■ WRITTEN INSTRUCTION: Copy each line that contains the word "Theoretical".

■ SUPPLIED MATERIAL:

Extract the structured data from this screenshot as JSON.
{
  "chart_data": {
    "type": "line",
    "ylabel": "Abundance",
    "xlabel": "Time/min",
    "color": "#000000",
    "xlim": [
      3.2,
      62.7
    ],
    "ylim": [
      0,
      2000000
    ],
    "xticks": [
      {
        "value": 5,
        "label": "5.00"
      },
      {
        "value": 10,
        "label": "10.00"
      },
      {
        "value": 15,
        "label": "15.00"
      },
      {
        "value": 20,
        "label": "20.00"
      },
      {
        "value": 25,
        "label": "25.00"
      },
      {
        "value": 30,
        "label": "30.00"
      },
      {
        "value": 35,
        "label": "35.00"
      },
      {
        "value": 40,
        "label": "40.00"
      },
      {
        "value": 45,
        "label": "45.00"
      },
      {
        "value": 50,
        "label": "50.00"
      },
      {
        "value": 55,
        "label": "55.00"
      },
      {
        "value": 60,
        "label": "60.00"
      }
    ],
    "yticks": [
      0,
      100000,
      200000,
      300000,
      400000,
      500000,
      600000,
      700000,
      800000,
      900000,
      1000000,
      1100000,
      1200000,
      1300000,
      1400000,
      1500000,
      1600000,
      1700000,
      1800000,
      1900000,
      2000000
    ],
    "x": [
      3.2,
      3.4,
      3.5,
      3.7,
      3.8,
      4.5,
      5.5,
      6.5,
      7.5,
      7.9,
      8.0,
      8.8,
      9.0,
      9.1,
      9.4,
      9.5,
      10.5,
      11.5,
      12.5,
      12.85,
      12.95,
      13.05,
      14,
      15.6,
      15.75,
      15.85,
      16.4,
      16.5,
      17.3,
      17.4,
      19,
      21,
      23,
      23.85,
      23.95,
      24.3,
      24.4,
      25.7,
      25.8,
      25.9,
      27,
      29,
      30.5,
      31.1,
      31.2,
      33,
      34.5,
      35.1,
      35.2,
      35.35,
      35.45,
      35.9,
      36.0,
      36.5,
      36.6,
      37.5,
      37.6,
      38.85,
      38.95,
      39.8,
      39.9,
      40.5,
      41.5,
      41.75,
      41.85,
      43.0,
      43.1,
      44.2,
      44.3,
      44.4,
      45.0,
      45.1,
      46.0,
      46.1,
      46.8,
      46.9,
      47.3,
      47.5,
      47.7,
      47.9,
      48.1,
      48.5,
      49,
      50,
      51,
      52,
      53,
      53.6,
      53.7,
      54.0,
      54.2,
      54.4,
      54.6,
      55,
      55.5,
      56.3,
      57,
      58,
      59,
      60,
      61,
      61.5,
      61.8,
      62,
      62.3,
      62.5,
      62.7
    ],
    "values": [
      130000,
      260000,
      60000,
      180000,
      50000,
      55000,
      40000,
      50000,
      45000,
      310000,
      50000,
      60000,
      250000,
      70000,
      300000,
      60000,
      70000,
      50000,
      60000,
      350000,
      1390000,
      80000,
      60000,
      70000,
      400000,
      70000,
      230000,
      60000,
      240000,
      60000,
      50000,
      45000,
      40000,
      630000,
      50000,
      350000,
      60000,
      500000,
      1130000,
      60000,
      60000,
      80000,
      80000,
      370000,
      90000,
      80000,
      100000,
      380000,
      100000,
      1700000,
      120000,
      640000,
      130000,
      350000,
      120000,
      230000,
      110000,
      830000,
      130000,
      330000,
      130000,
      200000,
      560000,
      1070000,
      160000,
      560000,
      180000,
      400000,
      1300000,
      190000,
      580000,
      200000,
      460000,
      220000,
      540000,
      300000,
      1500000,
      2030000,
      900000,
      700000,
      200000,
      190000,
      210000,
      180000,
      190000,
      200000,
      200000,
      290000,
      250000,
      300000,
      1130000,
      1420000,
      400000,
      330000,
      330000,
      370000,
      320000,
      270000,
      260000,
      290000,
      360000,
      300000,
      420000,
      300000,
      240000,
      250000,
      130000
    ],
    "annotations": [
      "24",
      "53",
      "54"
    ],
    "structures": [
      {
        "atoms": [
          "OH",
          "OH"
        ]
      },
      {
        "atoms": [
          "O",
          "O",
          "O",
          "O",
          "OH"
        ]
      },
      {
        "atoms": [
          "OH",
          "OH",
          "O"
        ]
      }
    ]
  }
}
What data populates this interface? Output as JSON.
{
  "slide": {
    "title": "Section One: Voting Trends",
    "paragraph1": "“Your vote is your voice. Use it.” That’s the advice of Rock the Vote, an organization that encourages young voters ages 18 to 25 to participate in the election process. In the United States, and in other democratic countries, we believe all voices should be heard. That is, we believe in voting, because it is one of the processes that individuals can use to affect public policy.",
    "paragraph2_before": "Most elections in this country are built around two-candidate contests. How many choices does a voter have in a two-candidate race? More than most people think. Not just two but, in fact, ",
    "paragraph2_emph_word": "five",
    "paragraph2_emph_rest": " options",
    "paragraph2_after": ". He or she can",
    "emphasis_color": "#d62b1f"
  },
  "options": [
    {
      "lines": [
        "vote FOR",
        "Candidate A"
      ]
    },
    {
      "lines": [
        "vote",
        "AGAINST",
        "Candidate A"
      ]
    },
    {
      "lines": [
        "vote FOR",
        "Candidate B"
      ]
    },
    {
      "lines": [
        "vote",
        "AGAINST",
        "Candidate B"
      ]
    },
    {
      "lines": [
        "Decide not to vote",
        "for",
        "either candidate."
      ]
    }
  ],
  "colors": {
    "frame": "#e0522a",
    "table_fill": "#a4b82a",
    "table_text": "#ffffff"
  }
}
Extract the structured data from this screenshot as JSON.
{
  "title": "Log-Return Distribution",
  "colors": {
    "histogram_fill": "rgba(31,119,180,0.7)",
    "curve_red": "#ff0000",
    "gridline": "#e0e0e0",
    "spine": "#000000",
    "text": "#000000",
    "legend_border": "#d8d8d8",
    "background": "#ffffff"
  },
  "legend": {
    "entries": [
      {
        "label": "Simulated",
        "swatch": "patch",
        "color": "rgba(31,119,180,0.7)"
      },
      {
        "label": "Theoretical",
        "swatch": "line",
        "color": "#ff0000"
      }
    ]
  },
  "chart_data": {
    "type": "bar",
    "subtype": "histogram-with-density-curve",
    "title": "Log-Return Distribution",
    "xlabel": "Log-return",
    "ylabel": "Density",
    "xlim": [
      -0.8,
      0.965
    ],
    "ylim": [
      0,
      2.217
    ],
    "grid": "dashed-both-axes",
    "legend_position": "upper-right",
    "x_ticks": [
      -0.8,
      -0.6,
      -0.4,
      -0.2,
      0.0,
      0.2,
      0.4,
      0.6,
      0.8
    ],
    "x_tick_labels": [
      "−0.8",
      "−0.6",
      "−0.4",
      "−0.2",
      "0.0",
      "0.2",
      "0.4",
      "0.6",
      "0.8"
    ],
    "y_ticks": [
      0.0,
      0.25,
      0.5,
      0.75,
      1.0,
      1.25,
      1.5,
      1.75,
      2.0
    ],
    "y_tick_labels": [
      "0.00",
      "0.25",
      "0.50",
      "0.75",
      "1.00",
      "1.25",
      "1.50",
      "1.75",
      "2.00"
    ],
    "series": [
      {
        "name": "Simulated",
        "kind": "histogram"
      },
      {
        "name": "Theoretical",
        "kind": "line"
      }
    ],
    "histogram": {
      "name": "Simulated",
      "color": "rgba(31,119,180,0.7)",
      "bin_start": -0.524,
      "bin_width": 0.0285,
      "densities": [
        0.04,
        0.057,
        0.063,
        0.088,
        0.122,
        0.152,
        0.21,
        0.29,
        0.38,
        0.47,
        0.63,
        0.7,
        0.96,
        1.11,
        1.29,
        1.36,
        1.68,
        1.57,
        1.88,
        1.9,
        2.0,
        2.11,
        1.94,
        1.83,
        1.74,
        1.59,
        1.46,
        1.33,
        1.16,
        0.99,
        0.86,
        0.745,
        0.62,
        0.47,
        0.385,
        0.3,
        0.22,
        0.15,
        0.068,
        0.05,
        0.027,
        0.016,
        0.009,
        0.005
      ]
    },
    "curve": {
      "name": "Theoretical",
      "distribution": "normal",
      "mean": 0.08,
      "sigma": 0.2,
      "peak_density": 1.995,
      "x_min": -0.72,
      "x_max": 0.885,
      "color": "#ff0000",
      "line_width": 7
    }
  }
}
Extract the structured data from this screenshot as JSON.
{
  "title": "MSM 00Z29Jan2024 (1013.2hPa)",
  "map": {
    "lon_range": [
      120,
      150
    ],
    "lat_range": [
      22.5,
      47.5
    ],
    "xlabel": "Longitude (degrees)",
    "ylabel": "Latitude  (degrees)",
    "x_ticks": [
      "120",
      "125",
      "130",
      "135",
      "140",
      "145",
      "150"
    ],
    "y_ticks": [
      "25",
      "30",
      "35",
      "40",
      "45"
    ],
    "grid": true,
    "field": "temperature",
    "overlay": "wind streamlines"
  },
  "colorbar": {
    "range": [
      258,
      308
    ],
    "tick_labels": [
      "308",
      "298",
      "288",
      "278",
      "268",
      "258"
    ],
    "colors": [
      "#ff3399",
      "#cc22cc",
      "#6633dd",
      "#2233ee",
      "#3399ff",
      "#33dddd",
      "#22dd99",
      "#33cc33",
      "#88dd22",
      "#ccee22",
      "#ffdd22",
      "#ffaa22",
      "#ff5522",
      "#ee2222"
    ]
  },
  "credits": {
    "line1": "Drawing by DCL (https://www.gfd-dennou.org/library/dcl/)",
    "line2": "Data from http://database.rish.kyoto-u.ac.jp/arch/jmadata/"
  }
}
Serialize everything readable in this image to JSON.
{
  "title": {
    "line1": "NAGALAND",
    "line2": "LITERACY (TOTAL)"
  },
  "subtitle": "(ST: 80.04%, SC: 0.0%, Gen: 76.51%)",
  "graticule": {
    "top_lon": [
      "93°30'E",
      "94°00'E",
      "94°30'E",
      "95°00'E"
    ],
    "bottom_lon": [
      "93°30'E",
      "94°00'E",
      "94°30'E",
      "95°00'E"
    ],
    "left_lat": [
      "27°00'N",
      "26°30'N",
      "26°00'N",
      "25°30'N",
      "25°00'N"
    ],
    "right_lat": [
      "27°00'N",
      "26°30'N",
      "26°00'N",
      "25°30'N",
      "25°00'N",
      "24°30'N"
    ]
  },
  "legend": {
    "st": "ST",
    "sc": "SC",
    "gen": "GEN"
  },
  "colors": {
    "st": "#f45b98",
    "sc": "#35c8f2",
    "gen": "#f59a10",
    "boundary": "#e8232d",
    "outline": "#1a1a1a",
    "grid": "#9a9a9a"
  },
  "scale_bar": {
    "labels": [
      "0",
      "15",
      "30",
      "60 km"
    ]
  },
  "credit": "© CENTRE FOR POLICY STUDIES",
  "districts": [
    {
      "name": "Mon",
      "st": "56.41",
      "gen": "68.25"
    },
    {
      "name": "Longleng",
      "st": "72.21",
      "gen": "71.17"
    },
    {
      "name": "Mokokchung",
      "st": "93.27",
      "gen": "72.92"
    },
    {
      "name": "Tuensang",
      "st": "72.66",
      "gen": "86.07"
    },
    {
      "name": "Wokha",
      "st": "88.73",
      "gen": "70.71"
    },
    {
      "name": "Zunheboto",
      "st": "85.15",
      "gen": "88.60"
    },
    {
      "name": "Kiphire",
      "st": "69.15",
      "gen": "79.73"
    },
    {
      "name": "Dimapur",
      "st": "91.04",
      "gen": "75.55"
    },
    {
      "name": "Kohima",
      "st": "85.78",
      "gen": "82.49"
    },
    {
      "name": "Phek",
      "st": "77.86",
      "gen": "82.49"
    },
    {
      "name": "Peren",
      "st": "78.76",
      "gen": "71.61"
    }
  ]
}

■ CORRECT ANSWER:
        "label": "Theoretical",
        "name": "Theoretical",
      "name": "Theoretical",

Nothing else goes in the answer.